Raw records
--- Begin ---
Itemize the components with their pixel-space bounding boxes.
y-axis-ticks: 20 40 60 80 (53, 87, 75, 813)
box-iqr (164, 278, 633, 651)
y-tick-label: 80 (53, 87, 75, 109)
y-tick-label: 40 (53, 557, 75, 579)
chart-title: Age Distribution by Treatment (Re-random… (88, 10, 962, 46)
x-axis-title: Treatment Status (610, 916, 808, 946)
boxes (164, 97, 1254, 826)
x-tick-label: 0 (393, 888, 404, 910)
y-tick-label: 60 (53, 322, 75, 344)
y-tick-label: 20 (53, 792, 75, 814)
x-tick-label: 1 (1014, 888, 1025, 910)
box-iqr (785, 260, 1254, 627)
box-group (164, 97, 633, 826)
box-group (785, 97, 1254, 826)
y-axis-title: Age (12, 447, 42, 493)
--- End ---
Exercise task:
Copy out the data word for word, from its first line through the line that has "y-tick-label: 20 (53, 792, 75, 814)", and include that line.

The response:
Itemize the components with their pixel-space bounding boxes.
y-axis-ticks: 20 40 60 80 (53, 87, 75, 813)
box-iqr (164, 278, 633, 651)
y-tick-label: 80 (53, 87, 75, 109)
y-tick-label: 40 (53, 557, 75, 579)
chart-title: Age Distribution by Treatment (Re-random… (88, 10, 962, 46)
x-axis-title: Treatment Status (610, 916, 808, 946)
boxes (164, 97, 1254, 826)
x-tick-label: 0 (393, 888, 404, 910)
y-tick-label: 60 (53, 322, 75, 344)
y-tick-label: 20 (53, 792, 75, 814)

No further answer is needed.